◆ **Directive**
Reproduce the records verbatim, from their first line through the line containing "data-label: 4.79 (200, 406, 225, 421)", with both of those lines included.

◆ **Extracted material**
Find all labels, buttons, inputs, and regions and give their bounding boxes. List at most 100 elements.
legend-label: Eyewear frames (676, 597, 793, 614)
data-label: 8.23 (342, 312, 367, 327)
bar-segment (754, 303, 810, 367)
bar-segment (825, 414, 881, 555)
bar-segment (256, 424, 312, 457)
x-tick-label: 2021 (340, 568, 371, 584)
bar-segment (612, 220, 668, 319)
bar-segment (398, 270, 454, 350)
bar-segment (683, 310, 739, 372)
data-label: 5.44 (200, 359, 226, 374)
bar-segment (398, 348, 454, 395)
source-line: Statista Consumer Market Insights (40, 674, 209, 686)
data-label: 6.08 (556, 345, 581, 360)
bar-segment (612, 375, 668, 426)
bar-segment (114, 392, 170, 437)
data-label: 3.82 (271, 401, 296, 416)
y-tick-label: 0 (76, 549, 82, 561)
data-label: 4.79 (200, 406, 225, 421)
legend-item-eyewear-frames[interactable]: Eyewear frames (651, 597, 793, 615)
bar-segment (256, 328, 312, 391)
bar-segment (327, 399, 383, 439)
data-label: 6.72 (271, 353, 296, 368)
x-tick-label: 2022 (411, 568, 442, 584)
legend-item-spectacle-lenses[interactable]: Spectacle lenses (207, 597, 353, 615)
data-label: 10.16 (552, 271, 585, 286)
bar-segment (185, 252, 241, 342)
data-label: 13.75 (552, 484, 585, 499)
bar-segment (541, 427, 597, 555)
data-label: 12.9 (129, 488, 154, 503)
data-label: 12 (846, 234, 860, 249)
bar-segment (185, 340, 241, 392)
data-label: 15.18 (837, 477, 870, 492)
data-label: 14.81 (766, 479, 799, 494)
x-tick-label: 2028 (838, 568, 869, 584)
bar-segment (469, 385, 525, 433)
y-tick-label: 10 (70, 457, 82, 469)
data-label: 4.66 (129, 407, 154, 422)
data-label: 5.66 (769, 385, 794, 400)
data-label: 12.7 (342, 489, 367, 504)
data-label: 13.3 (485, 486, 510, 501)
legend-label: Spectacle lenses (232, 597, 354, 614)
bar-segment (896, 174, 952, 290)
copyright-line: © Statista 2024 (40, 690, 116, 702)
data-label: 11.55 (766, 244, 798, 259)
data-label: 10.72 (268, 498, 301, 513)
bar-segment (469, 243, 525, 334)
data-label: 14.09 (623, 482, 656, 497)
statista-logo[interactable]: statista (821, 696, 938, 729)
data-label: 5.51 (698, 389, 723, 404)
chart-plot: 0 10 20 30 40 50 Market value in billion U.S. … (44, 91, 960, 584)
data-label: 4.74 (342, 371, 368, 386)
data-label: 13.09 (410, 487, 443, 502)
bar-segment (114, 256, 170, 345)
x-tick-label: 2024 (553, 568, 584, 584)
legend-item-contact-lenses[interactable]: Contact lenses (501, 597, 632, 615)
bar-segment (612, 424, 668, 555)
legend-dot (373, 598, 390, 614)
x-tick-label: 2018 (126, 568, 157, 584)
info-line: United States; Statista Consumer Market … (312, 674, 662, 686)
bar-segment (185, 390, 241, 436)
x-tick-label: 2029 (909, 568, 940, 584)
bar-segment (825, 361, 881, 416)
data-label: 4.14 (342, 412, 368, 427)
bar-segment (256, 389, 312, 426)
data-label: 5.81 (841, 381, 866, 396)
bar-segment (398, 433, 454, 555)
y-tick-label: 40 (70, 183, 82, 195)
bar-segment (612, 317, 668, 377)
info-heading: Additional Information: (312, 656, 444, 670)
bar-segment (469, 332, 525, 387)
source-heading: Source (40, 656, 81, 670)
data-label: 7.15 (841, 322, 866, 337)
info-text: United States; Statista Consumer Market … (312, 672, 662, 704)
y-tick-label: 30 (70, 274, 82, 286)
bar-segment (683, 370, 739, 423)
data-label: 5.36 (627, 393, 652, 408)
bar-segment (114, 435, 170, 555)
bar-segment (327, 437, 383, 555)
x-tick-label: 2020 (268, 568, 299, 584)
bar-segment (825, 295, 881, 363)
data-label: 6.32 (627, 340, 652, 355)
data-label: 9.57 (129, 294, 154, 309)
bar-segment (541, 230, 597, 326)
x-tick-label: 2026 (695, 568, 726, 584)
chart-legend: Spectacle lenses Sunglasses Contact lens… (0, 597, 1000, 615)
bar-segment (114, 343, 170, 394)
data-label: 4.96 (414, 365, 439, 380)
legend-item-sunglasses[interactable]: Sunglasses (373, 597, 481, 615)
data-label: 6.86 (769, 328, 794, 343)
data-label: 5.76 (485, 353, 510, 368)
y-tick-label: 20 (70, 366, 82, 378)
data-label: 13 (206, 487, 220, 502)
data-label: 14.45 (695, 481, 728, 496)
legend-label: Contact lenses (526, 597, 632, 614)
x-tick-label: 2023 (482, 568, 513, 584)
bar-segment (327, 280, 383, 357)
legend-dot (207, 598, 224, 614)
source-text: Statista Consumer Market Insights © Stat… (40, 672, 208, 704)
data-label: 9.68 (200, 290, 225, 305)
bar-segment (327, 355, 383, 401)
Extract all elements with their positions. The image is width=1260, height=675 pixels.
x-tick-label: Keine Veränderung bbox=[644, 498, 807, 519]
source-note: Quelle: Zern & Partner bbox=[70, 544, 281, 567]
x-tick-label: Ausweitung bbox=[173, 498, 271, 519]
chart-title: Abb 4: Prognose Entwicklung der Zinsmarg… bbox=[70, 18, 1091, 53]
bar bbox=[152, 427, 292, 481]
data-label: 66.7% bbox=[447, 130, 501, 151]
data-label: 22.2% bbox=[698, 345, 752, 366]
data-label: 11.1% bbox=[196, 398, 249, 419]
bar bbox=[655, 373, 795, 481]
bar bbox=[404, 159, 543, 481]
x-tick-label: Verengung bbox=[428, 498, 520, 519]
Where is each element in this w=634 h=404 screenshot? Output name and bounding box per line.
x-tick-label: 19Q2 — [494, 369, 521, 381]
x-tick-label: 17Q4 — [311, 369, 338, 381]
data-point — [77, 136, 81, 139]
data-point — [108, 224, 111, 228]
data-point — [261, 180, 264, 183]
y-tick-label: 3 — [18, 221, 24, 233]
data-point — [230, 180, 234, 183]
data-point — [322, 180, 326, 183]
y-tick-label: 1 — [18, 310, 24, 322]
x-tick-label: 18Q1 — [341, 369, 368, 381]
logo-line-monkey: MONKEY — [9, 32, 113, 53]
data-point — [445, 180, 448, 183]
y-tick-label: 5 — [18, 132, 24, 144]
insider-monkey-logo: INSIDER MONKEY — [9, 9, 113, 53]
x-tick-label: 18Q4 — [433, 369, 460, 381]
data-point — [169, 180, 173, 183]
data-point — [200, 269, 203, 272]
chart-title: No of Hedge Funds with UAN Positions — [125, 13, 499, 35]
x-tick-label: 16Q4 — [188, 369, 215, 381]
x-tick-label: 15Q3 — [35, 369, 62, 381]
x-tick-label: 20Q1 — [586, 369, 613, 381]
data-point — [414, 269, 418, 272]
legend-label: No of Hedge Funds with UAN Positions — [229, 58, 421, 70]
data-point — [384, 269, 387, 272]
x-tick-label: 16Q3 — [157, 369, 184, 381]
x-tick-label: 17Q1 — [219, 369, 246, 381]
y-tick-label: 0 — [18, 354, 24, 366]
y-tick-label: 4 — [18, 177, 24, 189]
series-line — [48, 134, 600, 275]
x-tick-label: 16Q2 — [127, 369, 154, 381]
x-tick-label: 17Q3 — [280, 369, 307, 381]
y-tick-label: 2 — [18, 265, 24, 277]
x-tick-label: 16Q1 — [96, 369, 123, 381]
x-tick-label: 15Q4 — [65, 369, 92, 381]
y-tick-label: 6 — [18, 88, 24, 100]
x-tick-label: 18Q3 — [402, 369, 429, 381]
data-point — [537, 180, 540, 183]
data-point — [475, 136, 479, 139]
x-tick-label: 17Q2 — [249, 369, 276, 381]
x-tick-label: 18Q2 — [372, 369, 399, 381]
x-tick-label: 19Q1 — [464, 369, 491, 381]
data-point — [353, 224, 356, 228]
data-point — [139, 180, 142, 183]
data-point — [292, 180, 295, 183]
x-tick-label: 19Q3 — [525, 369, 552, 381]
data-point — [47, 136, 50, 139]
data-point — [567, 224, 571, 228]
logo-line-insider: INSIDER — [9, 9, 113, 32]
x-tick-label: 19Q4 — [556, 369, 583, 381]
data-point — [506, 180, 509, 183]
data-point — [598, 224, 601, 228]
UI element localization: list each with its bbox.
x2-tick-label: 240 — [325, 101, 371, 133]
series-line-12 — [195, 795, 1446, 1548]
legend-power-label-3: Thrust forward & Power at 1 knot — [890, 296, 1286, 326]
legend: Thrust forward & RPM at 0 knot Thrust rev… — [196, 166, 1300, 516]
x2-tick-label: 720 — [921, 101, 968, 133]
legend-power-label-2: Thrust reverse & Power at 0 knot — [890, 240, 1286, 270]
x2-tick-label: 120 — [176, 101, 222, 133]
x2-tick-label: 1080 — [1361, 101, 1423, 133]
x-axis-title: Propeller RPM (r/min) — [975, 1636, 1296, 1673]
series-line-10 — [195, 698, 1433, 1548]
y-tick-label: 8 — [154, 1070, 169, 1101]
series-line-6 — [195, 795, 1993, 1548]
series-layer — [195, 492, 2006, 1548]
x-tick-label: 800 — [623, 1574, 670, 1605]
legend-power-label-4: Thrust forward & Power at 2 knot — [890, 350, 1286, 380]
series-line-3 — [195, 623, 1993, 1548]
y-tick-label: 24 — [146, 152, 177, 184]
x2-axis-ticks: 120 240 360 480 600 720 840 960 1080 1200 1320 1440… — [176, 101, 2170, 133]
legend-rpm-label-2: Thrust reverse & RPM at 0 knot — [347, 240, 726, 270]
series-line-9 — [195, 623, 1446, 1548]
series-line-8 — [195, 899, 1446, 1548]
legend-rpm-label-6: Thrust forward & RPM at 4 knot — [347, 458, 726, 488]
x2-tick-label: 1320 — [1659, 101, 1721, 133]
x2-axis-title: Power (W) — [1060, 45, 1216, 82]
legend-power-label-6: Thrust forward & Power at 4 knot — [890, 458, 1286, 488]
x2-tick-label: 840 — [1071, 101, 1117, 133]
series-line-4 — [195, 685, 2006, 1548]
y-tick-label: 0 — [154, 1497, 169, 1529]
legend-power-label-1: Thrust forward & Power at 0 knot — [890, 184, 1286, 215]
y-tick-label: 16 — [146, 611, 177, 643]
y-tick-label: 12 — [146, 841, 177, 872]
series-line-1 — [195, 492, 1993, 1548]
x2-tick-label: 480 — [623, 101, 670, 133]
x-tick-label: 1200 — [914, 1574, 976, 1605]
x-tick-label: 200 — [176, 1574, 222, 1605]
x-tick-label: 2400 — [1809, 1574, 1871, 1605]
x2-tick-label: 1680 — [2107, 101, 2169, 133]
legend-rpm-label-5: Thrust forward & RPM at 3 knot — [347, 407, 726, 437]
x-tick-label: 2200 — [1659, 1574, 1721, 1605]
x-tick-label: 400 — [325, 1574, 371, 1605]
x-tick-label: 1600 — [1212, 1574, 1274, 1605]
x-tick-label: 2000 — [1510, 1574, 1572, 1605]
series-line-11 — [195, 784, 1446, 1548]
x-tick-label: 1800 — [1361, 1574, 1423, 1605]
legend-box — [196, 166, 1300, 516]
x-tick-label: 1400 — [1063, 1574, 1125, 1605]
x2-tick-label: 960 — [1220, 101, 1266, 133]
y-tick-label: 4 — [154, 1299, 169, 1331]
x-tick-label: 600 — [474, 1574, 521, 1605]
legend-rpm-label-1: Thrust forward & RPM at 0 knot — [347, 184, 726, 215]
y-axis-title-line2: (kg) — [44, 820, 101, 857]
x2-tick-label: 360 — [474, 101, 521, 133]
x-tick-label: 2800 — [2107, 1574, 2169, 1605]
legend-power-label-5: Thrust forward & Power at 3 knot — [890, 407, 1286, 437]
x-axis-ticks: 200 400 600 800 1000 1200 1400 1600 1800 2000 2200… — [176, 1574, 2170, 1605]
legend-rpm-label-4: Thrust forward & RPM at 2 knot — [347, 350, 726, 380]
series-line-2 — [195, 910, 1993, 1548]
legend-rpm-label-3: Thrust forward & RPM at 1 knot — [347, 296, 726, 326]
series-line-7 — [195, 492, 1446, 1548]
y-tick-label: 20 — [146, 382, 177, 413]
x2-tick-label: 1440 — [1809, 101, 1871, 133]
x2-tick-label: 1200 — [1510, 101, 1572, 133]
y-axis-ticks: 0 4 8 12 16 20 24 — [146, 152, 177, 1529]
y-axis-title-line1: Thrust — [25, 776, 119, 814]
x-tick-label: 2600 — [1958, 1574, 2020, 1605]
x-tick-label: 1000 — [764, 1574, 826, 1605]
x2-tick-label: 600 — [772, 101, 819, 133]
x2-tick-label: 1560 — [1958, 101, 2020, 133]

◆ **In response**
Find all labels, buttons, inputs, and regions and give their bounding boxes. List at most 100 elements.
legend-label: Eyewear frames (676, 597, 793, 614)
data-label: 8.23 (342, 312, 367, 327)
bar-segment (754, 303, 810, 367)
bar-segment (825, 414, 881, 555)
bar-segment (256, 424, 312, 457)
x-tick-label: 2021 (340, 568, 371, 584)
bar-segment (612, 220, 668, 319)
bar-segment (398, 270, 454, 350)
bar-segment (683, 310, 739, 372)
data-label: 5.44 (200, 359, 226, 374)
bar-segment (398, 348, 454, 395)
source-line: Statista Consumer Market Insights (40, 674, 209, 686)
data-label: 6.08 (556, 345, 581, 360)
bar-segment (612, 375, 668, 426)
bar-segment (114, 392, 170, 437)
data-label: 3.82 (271, 401, 296, 416)
y-tick-label: 0 (76, 549, 82, 561)
data-label: 4.79 (200, 406, 225, 421)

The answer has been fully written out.